* start *

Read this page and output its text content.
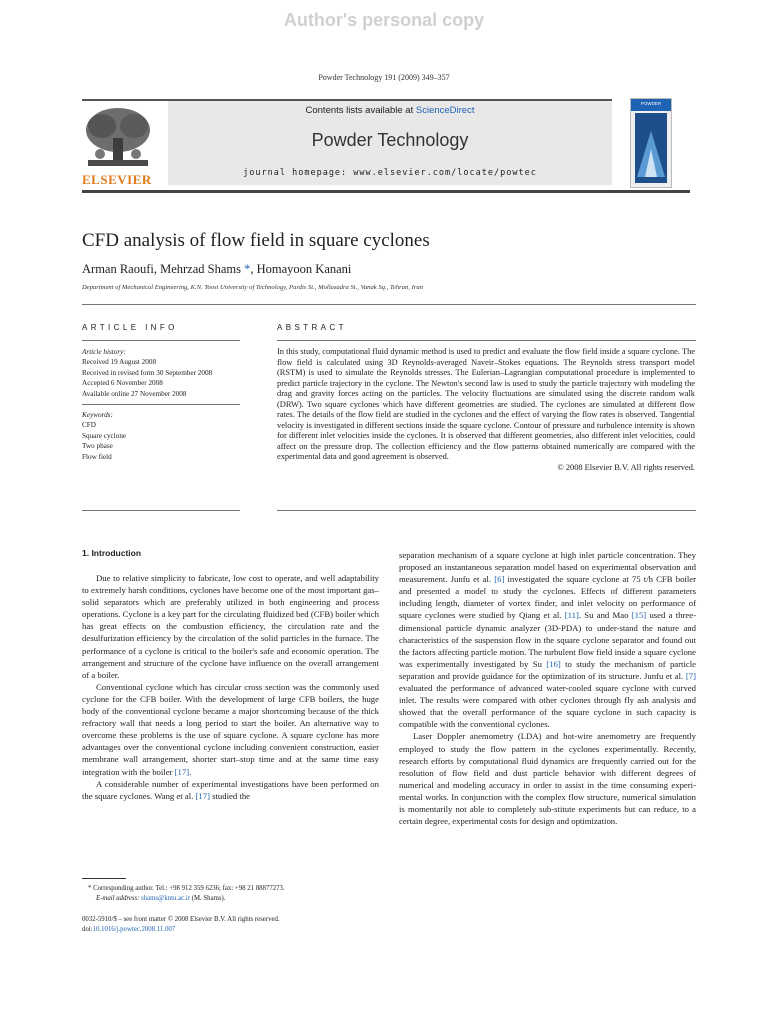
Author's personal copy
Powder Technology 191 (2009) 349–357
ELSEVIER
Contents lists available at ScienceDirect
Powder Technology
journal homepage: www.elsevier.com/locate/powtec
POWDER
CFD analysis of flow field in square cyclones
Arman Raoufi, Mehrzad Shams *, Homayoon Kanani
Department of Mechanical Engineering, K.N. Toosi University of Technology, Pardis St., Mollasadra St., Vanak Sq., Tehran, Iran
ARTICLE INFO	ABSTRACT
Article history:
Received 19 August 2008
Received in revised form 30 September 2008
Accepted 6 November 2008
Available online 27 November 2008
Keywords:
CFD
Square cyclone
Two phase
Flow field
In this study, computational fluid dynamic method is used to predict and evaluate the flow field inside a square cyclone. The flow field is calculated using 3D Reynolds-averaged Naveir–Stokes equations. The Reynolds stress transport model (RSTM) is used to simulate the Reynolds stresses. The Eulerian–Lagrangian computational procedure is implemented to predict particle trajectory in the cyclone. The Newton's second law is used to study the particle trajectory with modeling the drag and gravity forces acting on the particles. The velocity fluctuations are simulated using the discrete random walk (DRW). Two square cyclones which have different geometries are studied. The cyclones are simulated at different flow rates. The details of the flow field are studied in the cyclones and the effect of varying the flow rates is observed. Tangential velocity is investigated in different sections inside the square cyclone. Contour of pressure and turbulence intensity is shown for different inlet velocities inside the cyclones. It is observed that different geometries, also different inlet velocities, could affect on the pressure drop. The collection efficiency and the flow patterns obtained numerically are compared with the experimental data and good agreement is observed.
© 2008 Elsevier B.V. All rights reserved.
1. Introduction

Due to relative simplicity to fabricate, low cost to operate, and well adaptability to extremely harsh conditions, cyclones have become one of the most important gas–solid separators which are preferably utilized in both engineering and process operations. Cyclone is a key part for the circulating fluidized bed (CFB) boiler which has great effects on the combustion efficiency, the circulation rate and the desulfurization efficiency by the circulation of the solid particles in the furnace. The performance of a cyclone is critical to the boiler's safe and economic operation. The arrangement and structure of the cyclone have influence on the overall arrangement of a boiler.

Conventional cyclone which has circular cross section was the commonly used cyclone for the CFB boiler. With the development of large CFB boilers, the huge body of the conventional cyclone became a major shortcoming because of the thick refractory wall that needs a long period to start the boiler. An alternative way to overcome these problems is the use of square cyclone. A square cyclone has more advantages over the conventional cyclone including convenient construction, easier membrane wall arrangement, shorter start–stop time and at the same time easy integration with the boiler [17].

A considerable number of experimental investigations have been performed on the square cyclones. Wang et al. [17] studied the

separation mechanism of a square cyclone at high inlet particle concentration. They proposed an instantaneous separation model based on experimental observation and measurement. Junfu et al. [6] investigated the square cyclone at 75 t/h CFB boiler and presented a model to study the cyclones. Effects of different parameters including length, diameter of vortex finder, and inlet velocity on performance of square cyclones were studied by Qiang et al. [11]. Su and Mao [15] used a three-dimensional particle dynamic analyzer (3D-PDA) to under-stand the nature and characteristics of the suspension flow in the square cyclone separator and found out the factors affecting particle motion. The turbulent flow field inside a square cyclone was experimentally investigated by Su [16] to study the mechanism of particle separation and provide guidance for the optimization of its structure. Junfu et al. [7] evaluated the performance of advanced water-cooled square cyclone with curved inlet. The results were compared with other cyclones through fly ash analysis and showed that the overall performance of the square cyclone in such capacity is compatible with the conventional cyclones.

Laser Doppler anemometry (LDA) and hot-wire anemometry are frequently employed to study the flow pattern in the cyclones experimentally. Recently, research efforts by computational fluid dynamics are frequently carried out for the resolution of flow field and dust particle behavior with different degrees of numerical and modeling accuracy in order to assist in the time consuming experi-mental works. In conjunction with the complex flow structure, numerical simulation is momentarily not able to completely sub-stitute experiments but can reduce, to a certain degree, experimental costs for design and optimization.

* Corresponding author. Tel.: +98 912 359 6236; fax: +98 21 88877273.
E-mail address: shams@kntu.ac.ir (M. Shams).
0032-5910/$ – see front matter © 2008 Elsevier B.V. All rights reserved.
doi:10.1016/j.powtec.2008.11.007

* end *

WORK TO COMPLETE >> Copy the material exactly. Do not include the pictures.

ANSWER BELOW >>
Read this page and output its text content.
Author's personal copy
Powder Technology 191 (2009) 349–357
ELSEVIER
Contents lists available at ScienceDirect
Powder Technology
journal homepage: www.elsevier.com/locate/powtec
POWDER
CFD analysis of flow field in square cyclones
Arman Raoufi, Mehrzad Shams *, Homayoon Kanani
Department of Mechanical Engineering, K.N. Toosi University of Technology, Pardis St., Mollasadra St., Vanak Sq., Tehran, Iran
ARTICLE INFO	ABSTRACT
Article history:
Received 19 August 2008
Received in revised form 30 September 2008
Accepted 6 November 2008
Available online 27 November 2008
Keywords:
CFD
Square cyclone
Two phase
Flow field
In this study, computational fluid dynamic method is used to predict and evaluate the flow field inside a square cyclone. The flow field is calculated using 3D Reynolds-averaged Naveir–Stokes equations. The Reynolds stress transport model (RSTM) is used to simulate the Reynolds stresses. The Eulerian–Lagrangian computational procedure is implemented to predict particle trajectory in the cyclone. The Newton's second law is used to study the particle trajectory with modeling the drag and gravity forces acting on the particles. The velocity fluctuations are simulated using the discrete random walk (DRW). Two square cyclones which have different geometries are studied. The cyclones are simulated at different flow rates. The details of the flow field are studied in the cyclones and the effect of varying the flow rates is observed. Tangential velocity is investigated in different sections inside the square cyclone. Contour of pressure and turbulence intensity is shown for different inlet velocities inside the cyclones. It is observed that different geometries, also different inlet velocities, could affect on the pressure drop. The collection efficiency and the flow patterns obtained numerically are compared with the experimental data and good agreement is observed.
© 2008 Elsevier B.V. All rights reserved.
1. Introduction

Due to relative simplicity to fabricate, low cost to operate, and well adaptability to extremely harsh conditions, cyclones have become one of the most important gas–solid separators which are preferably utilized in both engineering and process operations. Cyclone is a key part for the circulating fluidized bed (CFB) boiler which has great effects on the combustion efficiency, the circulation rate and the desulfurization efficiency by the circulation of the solid particles in the furnace. The performance of a cyclone is critical to the boiler's safe and economic operation. The arrangement and structure of the cyclone have influence on the overall arrangement of a boiler.

Conventional cyclone which has circular cross section was the commonly used cyclone for the CFB boiler. With the development of large CFB boilers, the huge body of the conventional cyclone became a major shortcoming because of the thick refractory wall that needs a long period to start the boiler. An alternative way to overcome these problems is the use of square cyclone. A square cyclone has more advantages over the conventional cyclone including convenient construction, easier membrane wall arrangement, shorter start–stop time and at the same time easy integration with the boiler [17].

A considerable number of experimental investigations have been performed on the square cyclones. Wang et al. [17] studied the

separation mechanism of a square cyclone at high inlet particle concentration. They proposed an instantaneous separation model based on experimental observation and measurement. Junfu et al. [6] investigated the square cyclone at 75 t/h CFB boiler and presented a model to study the cyclones. Effects of different parameters including length, diameter of vortex finder, and inlet velocity on performance of square cyclones were studied by Qiang et al. [11]. Su and Mao [15] used a three-dimensional particle dynamic analyzer (3D-PDA) to under-stand the nature and characteristics of the suspension flow in the square cyclone separator and found out the factors affecting particle motion. The turbulent flow field inside a square cyclone was experimentally investigated by Su [16] to study the mechanism of particle separation and provide guidance for the optimization of its structure. Junfu et al. [7] evaluated the performance of advanced water-cooled square cyclone with curved inlet. The results were compared with other cyclones through fly ash analysis and showed that the overall performance of the square cyclone in such capacity is compatible with the conventional cyclones.

Laser Doppler anemometry (LDA) and hot-wire anemometry are frequently employed to study the flow pattern in the cyclones experimentally. Recently, research efforts by computational fluid dynamics are frequently carried out for the resolution of flow field and dust particle behavior with different degrees of numerical and modeling accuracy in order to assist in the time consuming experi-mental works. In conjunction with the complex flow structure, numerical simulation is momentarily not able to completely sub-stitute experiments but can reduce, to a certain degree, experimental costs for design and optimization.

* Corresponding author. Tel.: +98 912 359 6236; fax: +98 21 88877273.
E-mail address: shams@kntu.ac.ir (M. Shams).
0032-5910/$ – see front matter © 2008 Elsevier B.V. All rights reserved.
doi:10.1016/j.powtec.2008.11.007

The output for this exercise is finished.